## Description of the task:
Find the string "label" in the records. Copy every line it appears in.

═══ Given records

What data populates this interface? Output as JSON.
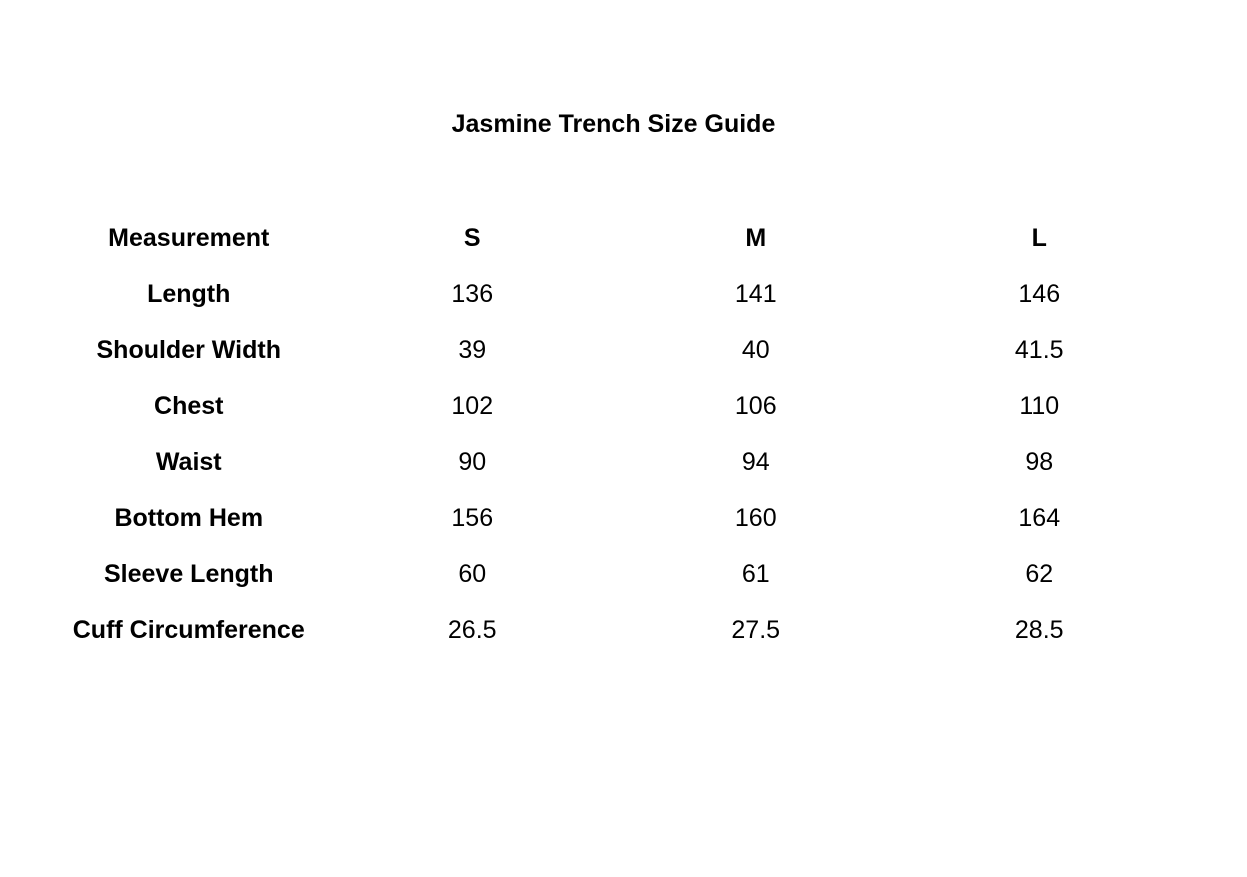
{
  "title": "Jasmine Trench Size Guide",
  "headers": [
    "Measurement",
    "S",
    "M",
    "L"
  ],
  "rows": [
    {
      "label": "Length",
      "values": [
        "136",
        "141",
        "146"
      ]
    },
    {
      "label": "Shoulder Width",
      "values": [
        "39",
        "40",
        "41.5"
      ]
    },
    {
      "label": "Chest",
      "values": [
        "102",
        "106",
        "110"
      ]
    },
    {
      "label": "Waist",
      "values": [
        "90",
        "94",
        "98"
      ]
    },
    {
      "label": "Bottom Hem",
      "values": [
        "156",
        "160",
        "164"
      ]
    },
    {
      "label": "Sleeve Length",
      "values": [
        "60",
        "61",
        "62"
      ]
    },
    {
      "label": "Cuff Circumference",
      "values": [
        "26.5",
        "27.5",
        "28.5"
      ]
    }
  ]
}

══════

## Exercise result:
      "label": "Length",
      "label": "Shoulder Width",
      "label": "Chest",
      "label": "Waist",
      "label": "Bottom Hem",
      "label": "Sleeve Length",
      "label": "Cuff Circumference",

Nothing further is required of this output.